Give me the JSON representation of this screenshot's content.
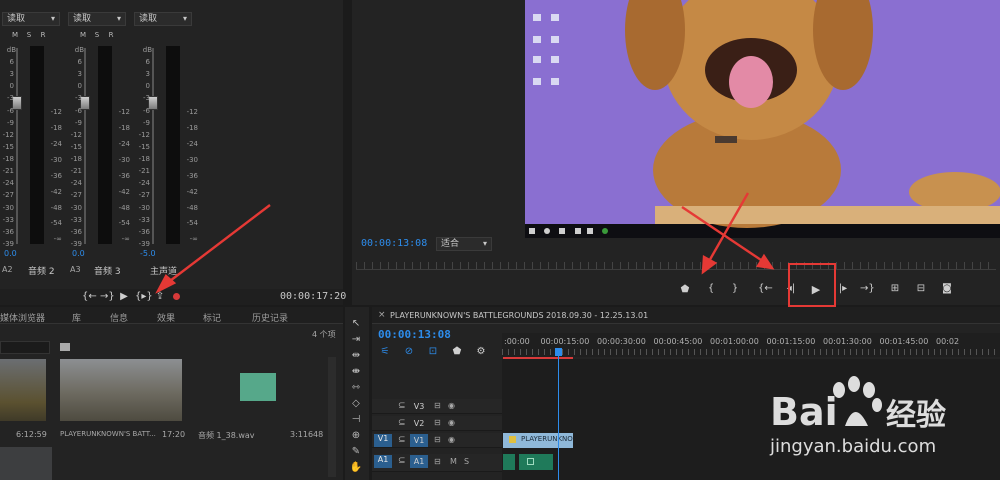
{
  "mixer": {
    "channels": [
      {
        "read": "读取",
        "label": "音频 2",
        "id": "A2",
        "db": ""
      },
      {
        "read": "读取",
        "label": "音频 3",
        "id": "A3",
        "db": ""
      },
      {
        "read": "读取",
        "label": "主声道",
        "id": "",
        "db": "-5.0"
      }
    ],
    "m": "M",
    "s": "S",
    "r": "R",
    "db_unit": "dB",
    "zero": "0.0",
    "scale_left": [
      "6",
      "3",
      "0",
      "-3",
      "-6",
      "-9",
      "-12",
      "-15",
      "-18",
      "-21",
      "-24",
      "-27",
      "-30",
      "-33",
      "-36",
      "-39"
    ],
    "scale_right": [
      "-12",
      "-18",
      "-24",
      "-30",
      "-36",
      "-42",
      "-48",
      "-54",
      "-∞"
    ],
    "timecode": "00:00:17:20"
  },
  "monitor": {
    "timecode": "00:00:13:08",
    "fit": "适合"
  },
  "project": {
    "tabs": [
      "媒体浏览器",
      "库",
      "信息",
      "效果",
      "标记",
      "历史记录"
    ],
    "count": "4 个项",
    "items": [
      {
        "name": "",
        "duration": "6:12:59"
      },
      {
        "name": "PLAYERUNKNOWN'S BATT...",
        "duration": "17:20"
      },
      {
        "name": "音频 1_38.wav",
        "duration": "3:11648"
      }
    ]
  },
  "timeline": {
    "tab": "PLAYERUNKNOWN'S BATTLEGROUNDS 2018.09.30 - 12.25.13.01",
    "close": "×",
    "timecode": "00:00:13:08",
    "ruler": [
      ":00:00",
      "00:00:15:00",
      "00:00:30:00",
      "00:00:45:00",
      "00:01:00:00",
      "00:01:15:00",
      "00:01:30:00",
      "00:01:45:00",
      "00:02"
    ],
    "tracks": [
      {
        "id": "V3",
        "src": ""
      },
      {
        "id": "V2",
        "src": ""
      },
      {
        "id": "V1",
        "src": "V1"
      },
      {
        "id": "A1",
        "src": "A1"
      }
    ],
    "clip_label": "PLAYERUNKNO",
    "m": "M",
    "s": "S"
  },
  "watermark": {
    "brand": "Bai",
    "brand2": "经验",
    "url": "jingyan.baidu.com"
  },
  "colors": {
    "accent": "#2d8ceb",
    "arrow": "#e53935",
    "clip_video": "#8fb8d9",
    "clip_audio": "#1f7a5a"
  }
}
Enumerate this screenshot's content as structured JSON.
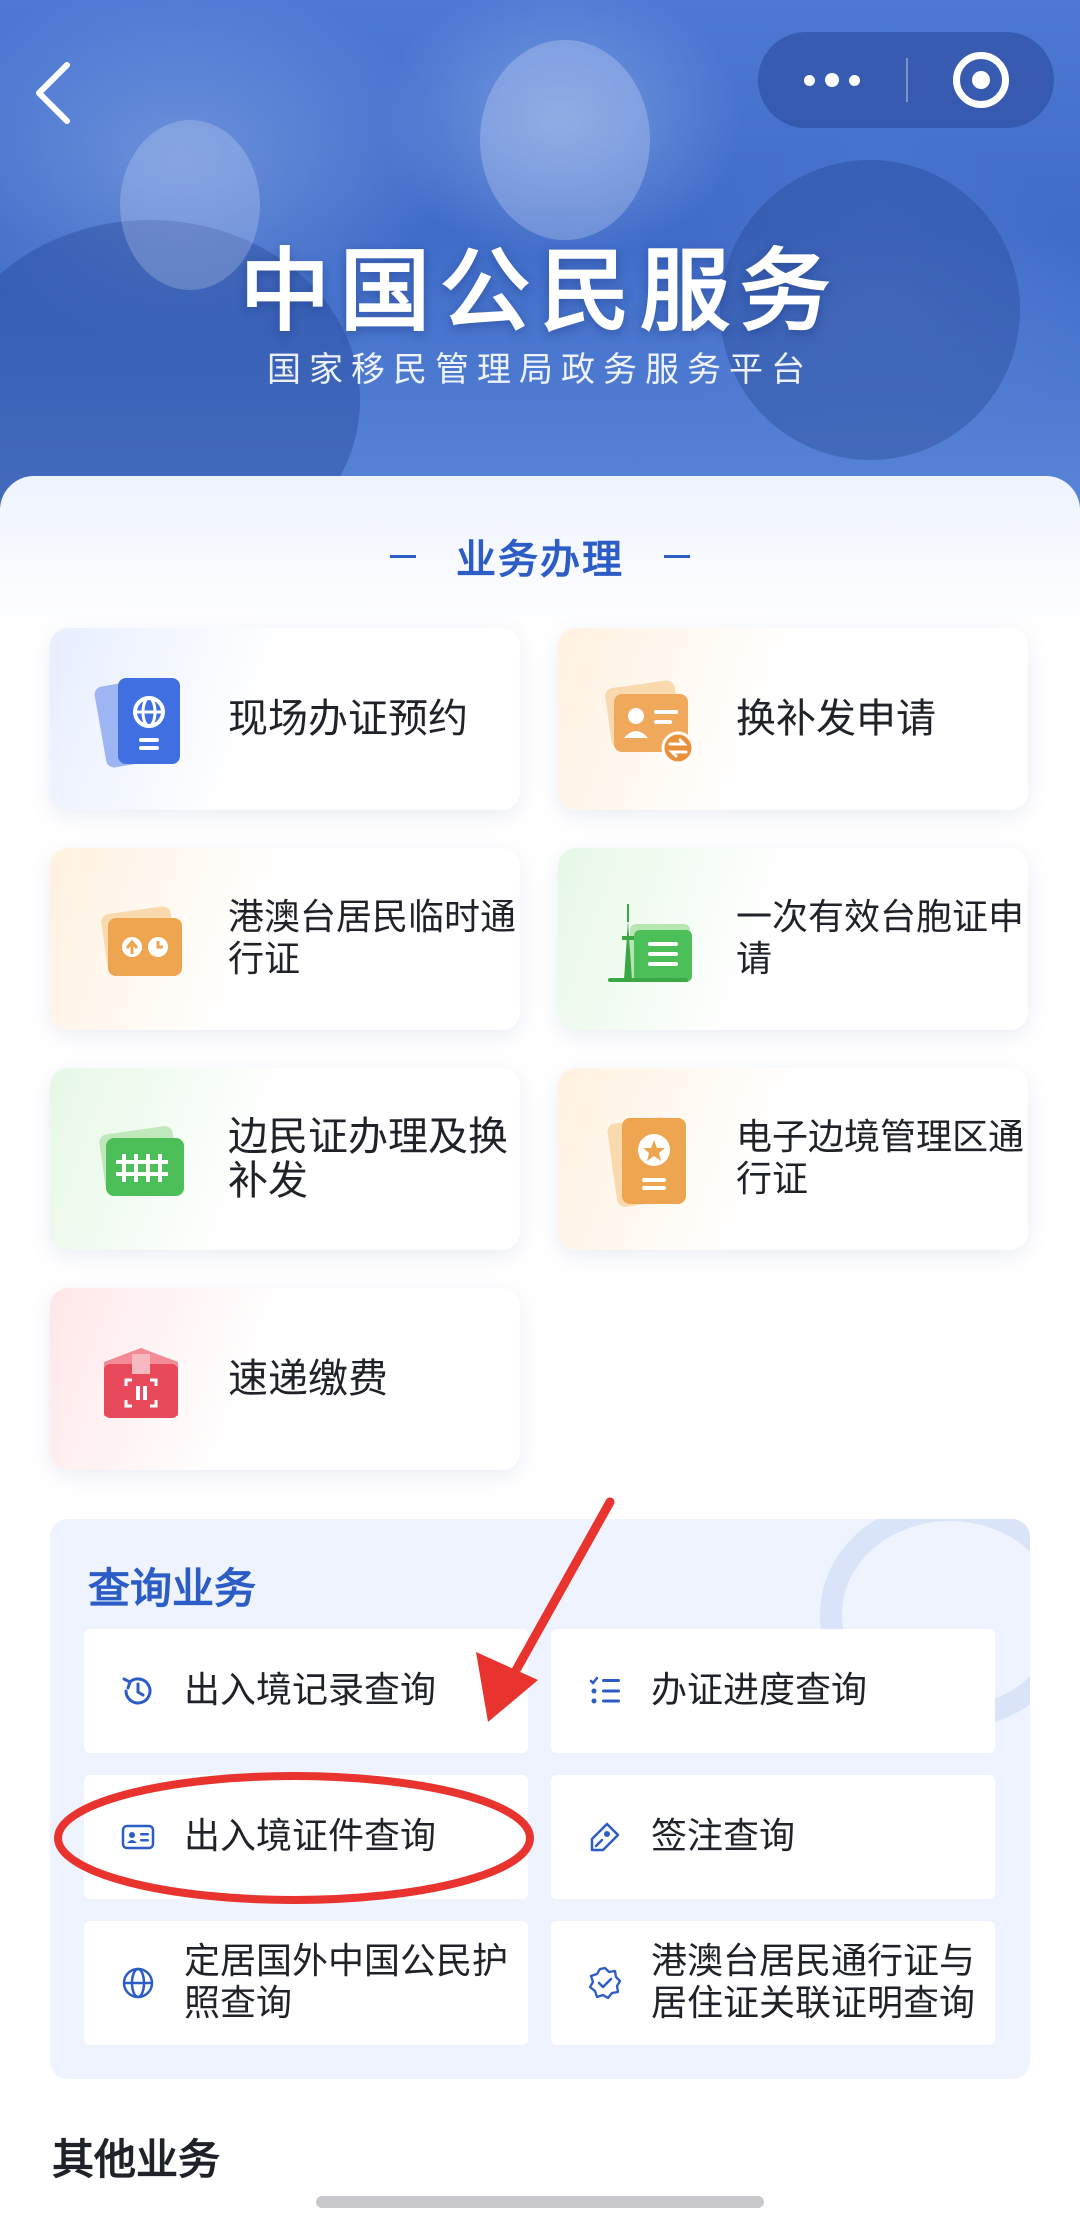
{
  "header": {
    "title": "中国公民服务",
    "subtitle": "国家移民管理局政务服务平台"
  },
  "nav": {
    "back_icon": "chevron-left-icon",
    "more_icon": "more-dots-icon",
    "close_icon": "target-ring-icon"
  },
  "business": {
    "section_title": "业务办理",
    "cards": [
      {
        "label": "现场办证预约",
        "icon": "passport-globe-icon",
        "tint": "#e7eeff"
      },
      {
        "label": "换补发申请",
        "icon": "id-card-exchange-icon",
        "tint": "#fff1df"
      },
      {
        "label": "港澳台居民临时通行证",
        "icon": "permit-clock-icon",
        "tint": "#fff1df"
      },
      {
        "label": "一次有效台胞证申请",
        "icon": "tower-permit-icon",
        "tint": "#e6f8e6"
      },
      {
        "label": "边民证办理及换补发",
        "icon": "border-fence-icon",
        "tint": "#e6f8e6"
      },
      {
        "label": "电子边境管理区通行证",
        "icon": "badge-document-icon",
        "tint": "#fff1df"
      },
      {
        "label": "速递缴费",
        "icon": "package-scan-icon",
        "tint": "#ffe7e9"
      }
    ]
  },
  "query": {
    "section_title": "查询业务",
    "items": [
      {
        "label": "出入境记录查询",
        "icon": "history-icon"
      },
      {
        "label": "办证进度查询",
        "icon": "checklist-icon"
      },
      {
        "label": "出入境证件查询",
        "icon": "id-card-icon"
      },
      {
        "label": "签注查询",
        "icon": "tag-pen-icon"
      },
      {
        "label": "定居国外中国公民护照查询",
        "icon": "globe-icon"
      },
      {
        "label": "港澳台居民通行证与居住证关联证明查询",
        "icon": "verified-badge-icon"
      }
    ]
  },
  "other": {
    "section_title": "其他业务"
  },
  "colors": {
    "accent": "#2c5cc5",
    "annotation": "#e8332f"
  }
}
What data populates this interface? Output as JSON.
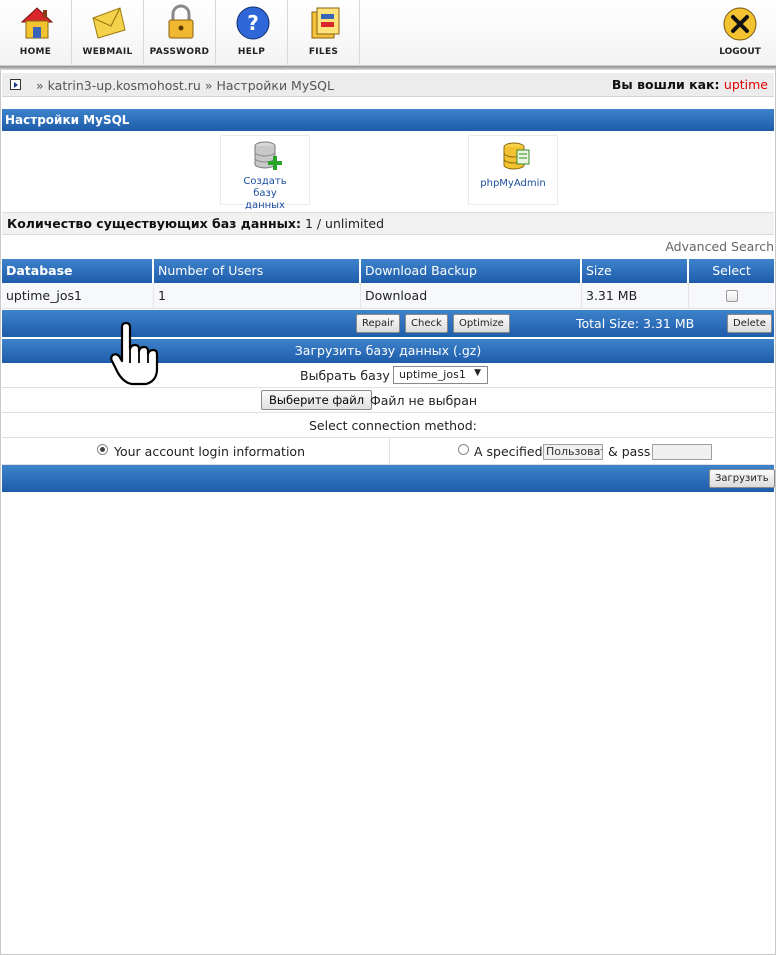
{
  "toolbar": {
    "home": "HOME",
    "webmail": "WEBMAIL",
    "password": "PASSWORD",
    "help": "HELP",
    "files": "FILES",
    "logout": "LOGOUT"
  },
  "breadcrumb": {
    "sep": "»",
    "domain": "katrin3-up.kosmohost.ru",
    "page": "Настройки MySQL"
  },
  "session": {
    "label": "Вы вошли как:",
    "user": "uptime"
  },
  "section_title": "Настройки MySQL",
  "actions": {
    "create_db": "Создать базу данных",
    "phpmyadmin": "phpMyAdmin"
  },
  "count": {
    "label": "Количество существующих баз данных:",
    "value": "1 / unlimited"
  },
  "advanced_search": "Advanced Search",
  "table": {
    "headers": [
      "Database",
      "Number of Users",
      "Download Backup",
      "Size",
      "Select"
    ],
    "rows": [
      {
        "database": "uptime_jos1",
        "users": "1",
        "download": "Download",
        "size": "3.31 MB",
        "selected": false
      }
    ]
  },
  "table_actions": {
    "repair": "Repair",
    "check": "Check",
    "optimize": "Optimize",
    "total_size": "Total Size: 3.31 MB",
    "delete": "Delete"
  },
  "upload": {
    "title": "Загрузить базу данных (.gz)",
    "choose_db_label": "Выбрать базу",
    "choose_db_value": "uptime_jos1",
    "file_button": "Выберите файл",
    "file_status": "Файл не выбран",
    "connection_label": "Select connection method:",
    "option_account": "Your account login information",
    "option_specified": "A specified",
    "user_placeholder": "Пользоват",
    "pass_label": "& pass",
    "submit": "Загрузить"
  },
  "colors": {
    "header_blue": "#2a6cb8",
    "username_red": "#e00000"
  }
}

::::::::

### Set task
Quote the material in full and exactly; do not carry over its pictures.

### Written solution
Give me the JSON representation of this screenshot's content.
{
  "mixer": {
    "channels": [
      {
        "read": "读取",
        "label": "音频 2",
        "id": "A2",
        "db": ""
      },
      {
        "read": "读取",
        "label": "音频 3",
        "id": "A3",
        "db": ""
      },
      {
        "read": "读取",
        "label": "主声道",
        "id": "",
        "db": "-5.0"
      }
    ],
    "m": "M",
    "s": "S",
    "r": "R",
    "db_unit": "dB",
    "zero": "0.0",
    "scale_left": [
      "6",
      "3",
      "0",
      "-3",
      "-6",
      "-9",
      "-12",
      "-15",
      "-18",
      "-21",
      "-24",
      "-27",
      "-30",
      "-33",
      "-36",
      "-39"
    ],
    "scale_right": [
      "-12",
      "-18",
      "-24",
      "-30",
      "-36",
      "-42",
      "-48",
      "-54",
      "-∞"
    ],
    "timecode": "00:00:17:20"
  },
  "monitor": {
    "timecode": "00:00:13:08",
    "fit": "适合"
  },
  "project": {
    "tabs": [
      "媒体浏览器",
      "库",
      "信息",
      "效果",
      "标记",
      "历史记录"
    ],
    "count": "4 个项",
    "items": [
      {
        "name": "",
        "duration": "6:12:59"
      },
      {
        "name": "PLAYERUNKNOWN'S BATT...",
        "duration": "17:20"
      },
      {
        "name": "音频 1_38.wav",
        "duration": "3:11648"
      }
    ]
  },
  "timeline": {
    "tab": "PLAYERUNKNOWN'S BATTLEGROUNDS 2018.09.30 - 12.25.13.01",
    "close": "×",
    "timecode": "00:00:13:08",
    "ruler": [
      ":00:00",
      "00:00:15:00",
      "00:00:30:00",
      "00:00:45:00",
      "00:01:00:00",
      "00:01:15:00",
      "00:01:30:00",
      "00:01:45:00",
      "00:02"
    ],
    "tracks": [
      {
        "id": "V3",
        "src": ""
      },
      {
        "id": "V2",
        "src": ""
      },
      {
        "id": "V1",
        "src": "V1"
      },
      {
        "id": "A1",
        "src": "A1"
      }
    ],
    "clip_label": "PLAYERUNKNO",
    "m": "M",
    "s": "S"
  },
  "watermark": {
    "brand": "Bai",
    "brand2": "经验",
    "url": "jingyan.baidu.com"
  },
  "colors": {
    "accent": "#2d8ceb",
    "arrow": "#e53935",
    "clip_video": "#8fb8d9",
    "clip_audio": "#1f7a5a"
  }
}
Enumerate this screenshot's content as structured JSON.
{
  "header": {
    "title": "中国公民服务",
    "subtitle": "国家移民管理局政务服务平台"
  },
  "nav": {
    "back_icon": "chevron-left-icon",
    "more_icon": "more-dots-icon",
    "close_icon": "target-ring-icon"
  },
  "business": {
    "section_title": "业务办理",
    "cards": [
      {
        "label": "现场办证预约",
        "icon": "passport-globe-icon",
        "tint": "#e7eeff"
      },
      {
        "label": "换补发申请",
        "icon": "id-card-exchange-icon",
        "tint": "#fff1df"
      },
      {
        "label": "港澳台居民临时通行证",
        "icon": "permit-clock-icon",
        "tint": "#fff1df"
      },
      {
        "label": "一次有效台胞证申请",
        "icon": "tower-permit-icon",
        "tint": "#e6f8e6"
      },
      {
        "label": "边民证办理及换补发",
        "icon": "border-fence-icon",
        "tint": "#e6f8e6"
      },
      {
        "label": "电子边境管理区通行证",
        "icon": "badge-document-icon",
        "tint": "#fff1df"
      },
      {
        "label": "速递缴费",
        "icon": "package-scan-icon",
        "tint": "#ffe7e9"
      }
    ]
  },
  "query": {
    "section_title": "查询业务",
    "items": [
      {
        "label": "出入境记录查询",
        "icon": "history-icon"
      },
      {
        "label": "办证进度查询",
        "icon": "checklist-icon"
      },
      {
        "label": "出入境证件查询",
        "icon": "id-card-icon"
      },
      {
        "label": "签注查询",
        "icon": "tag-pen-icon"
      },
      {
        "label": "定居国外中国公民护照查询",
        "icon": "globe-icon"
      },
      {
        "label": "港澳台居民通行证与居住证关联证明查询",
        "icon": "verified-badge-icon"
      }
    ]
  },
  "other": {
    "section_title": "其他业务"
  },
  "colors": {
    "accent": "#2c5cc5",
    "annotation": "#e8332f"
  }
}
What data populates this interface? Output as JSON.
{
  "toolbar": {
    "home": "HOME",
    "webmail": "WEBMAIL",
    "password": "PASSWORD",
    "help": "HELP",
    "files": "FILES",
    "logout": "LOGOUT"
  },
  "breadcrumb": {
    "sep": "»",
    "domain": "katrin3-up.kosmohost.ru",
    "page": "Настройки MySQL"
  },
  "session": {
    "label": "Вы вошли как:",
    "user": "uptime"
  },
  "section_title": "Настройки MySQL",
  "actions": {
    "create_db": "Создать базу данных",
    "phpmyadmin": "phpMyAdmin"
  },
  "count": {
    "label": "Количество существующих баз данных:",
    "value": "1 / unlimited"
  },
  "advanced_search": "Advanced Search",
  "table": {
    "headers": [
      "Database",
      "Number of Users",
      "Download Backup",
      "Size",
      "Select"
    ],
    "rows": [
      {
        "database": "uptime_jos1",
        "users": "1",
        "download": "Download",
        "size": "3.31 MB",
        "selected": false
      }
    ]
  },
  "table_actions": {
    "repair": "Repair",
    "check": "Check",
    "optimize": "Optimize",
    "total_size": "Total Size: 3.31 MB",
    "delete": "Delete"
  },
  "upload": {
    "title": "Загрузить базу данных (.gz)",
    "choose_db_label": "Выбрать базу",
    "choose_db_value": "uptime_jos1",
    "file_button": "Выберите файл",
    "file_status": "Файл не выбран",
    "connection_label": "Select connection method:",
    "option_account": "Your account login information",
    "option_specified": "A specified",
    "user_placeholder": "Пользоват",
    "pass_label": "& pass",
    "submit": "Загрузить"
  },
  "colors": {
    "header_blue": "#2a6cb8",
    "username_red": "#e00000"
  }
}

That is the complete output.